__EXERCISE OBJECTIVE__.
Write out every line of the material exactly as it appears.

-------- DATA FOR THIS EXERCISE

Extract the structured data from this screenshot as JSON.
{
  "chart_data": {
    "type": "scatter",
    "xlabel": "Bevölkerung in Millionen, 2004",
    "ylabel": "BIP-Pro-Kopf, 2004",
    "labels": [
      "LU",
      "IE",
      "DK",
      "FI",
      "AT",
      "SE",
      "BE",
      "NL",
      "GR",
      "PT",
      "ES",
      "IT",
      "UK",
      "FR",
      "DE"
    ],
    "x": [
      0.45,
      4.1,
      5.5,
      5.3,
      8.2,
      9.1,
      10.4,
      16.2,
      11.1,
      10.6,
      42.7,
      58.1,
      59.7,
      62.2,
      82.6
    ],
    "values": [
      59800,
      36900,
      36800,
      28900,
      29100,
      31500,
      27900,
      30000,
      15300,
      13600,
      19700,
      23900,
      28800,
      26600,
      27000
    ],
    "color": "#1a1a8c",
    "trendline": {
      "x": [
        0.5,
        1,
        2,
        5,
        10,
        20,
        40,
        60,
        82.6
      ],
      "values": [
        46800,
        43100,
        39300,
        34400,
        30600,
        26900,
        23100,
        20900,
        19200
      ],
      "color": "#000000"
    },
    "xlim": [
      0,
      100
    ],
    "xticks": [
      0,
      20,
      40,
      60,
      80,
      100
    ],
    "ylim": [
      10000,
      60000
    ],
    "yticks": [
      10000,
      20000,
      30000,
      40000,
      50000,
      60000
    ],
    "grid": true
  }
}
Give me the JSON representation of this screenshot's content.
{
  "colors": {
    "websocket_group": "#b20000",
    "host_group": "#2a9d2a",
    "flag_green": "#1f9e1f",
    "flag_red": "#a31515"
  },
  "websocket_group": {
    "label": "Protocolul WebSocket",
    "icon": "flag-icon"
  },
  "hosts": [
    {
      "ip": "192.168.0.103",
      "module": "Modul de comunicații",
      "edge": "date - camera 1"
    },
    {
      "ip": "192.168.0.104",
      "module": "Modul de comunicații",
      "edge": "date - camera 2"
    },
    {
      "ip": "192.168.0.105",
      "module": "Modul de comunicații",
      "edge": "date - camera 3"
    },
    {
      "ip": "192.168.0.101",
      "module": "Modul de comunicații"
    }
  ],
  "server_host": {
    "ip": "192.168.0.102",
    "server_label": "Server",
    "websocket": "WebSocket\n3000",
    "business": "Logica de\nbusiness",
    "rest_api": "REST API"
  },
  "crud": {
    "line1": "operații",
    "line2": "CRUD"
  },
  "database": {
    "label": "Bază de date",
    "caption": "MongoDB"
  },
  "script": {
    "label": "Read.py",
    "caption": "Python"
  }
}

----------------

__EXERCISE OUTPUT__.
Extract the structured data from this screenshot as JSON.
{
  "chart_data": {
    "type": "scatter",
    "xlabel": "Bevölkerung in Millionen, 2004",
    "ylabel": "BIP-Pro-Kopf, 2004",
    "labels": [
      "LU",
      "IE",
      "DK",
      "FI",
      "AT",
      "SE",
      "BE",
      "NL",
      "GR",
      "PT",
      "ES",
      "IT",
      "UK",
      "FR",
      "DE"
    ],
    "x": [
      0.45,
      4.1,
      5.5,
      5.3,
      8.2,
      9.1,
      10.4,
      16.2,
      11.1,
      10.6,
      42.7,
      58.1,
      59.7,
      62.2,
      82.6
    ],
    "values": [
      59800,
      36900,
      36800,
      28900,
      29100,
      31500,
      27900,
      30000,
      15300,
      13600,
      19700,
      23900,
      28800,
      26600,
      27000
    ],
    "color": "#1a1a8c",
    "trendline": {
      "x": [
        0.5,
        1,
        2,
        5,
        10,
        20,
        40,
        60,
        82.6
      ],
      "values": [
        46800,
        43100,
        39300,
        34400,
        30600,
        26900,
        23100,
        20900,
        19200
      ],
      "color": "#000000"
    },
    "xlim": [
      0,
      100
    ],
    "xticks": [
      0,
      20,
      40,
      60,
      80,
      100
    ],
    "ylim": [
      10000,
      60000
    ],
    "yticks": [
      10000,
      20000,
      30000,
      40000,
      50000,
      60000
    ],
    "grid": true
  }
}
Give me the JSON representation of this screenshot's content.
{
  "colors": {
    "websocket_group": "#b20000",
    "host_group": "#2a9d2a",
    "flag_green": "#1f9e1f",
    "flag_red": "#a31515"
  },
  "websocket_group": {
    "label": "Protocolul WebSocket",
    "icon": "flag-icon"
  },
  "hosts": [
    {
      "ip": "192.168.0.103",
      "module": "Modul de comunicații",
      "edge": "date - camera 1"
    },
    {
      "ip": "192.168.0.104",
      "module": "Modul de comunicații",
      "edge": "date - camera 2"
    },
    {
      "ip": "192.168.0.105",
      "module": "Modul de comunicații",
      "edge": "date - camera 3"
    },
    {
      "ip": "192.168.0.101",
      "module": "Modul de comunicații"
    }
  ],
  "server_host": {
    "ip": "192.168.0.102",
    "server_label": "Server",
    "websocket": "WebSocket\n3000",
    "business": "Logica de\nbusiness",
    "rest_api": "REST API"
  },
  "crud": {
    "line1": "operații",
    "line2": "CRUD"
  },
  "database": {
    "label": "Bază de date",
    "caption": "MongoDB"
  },
  "script": {
    "label": "Read.py",
    "caption": "Python"
  }
}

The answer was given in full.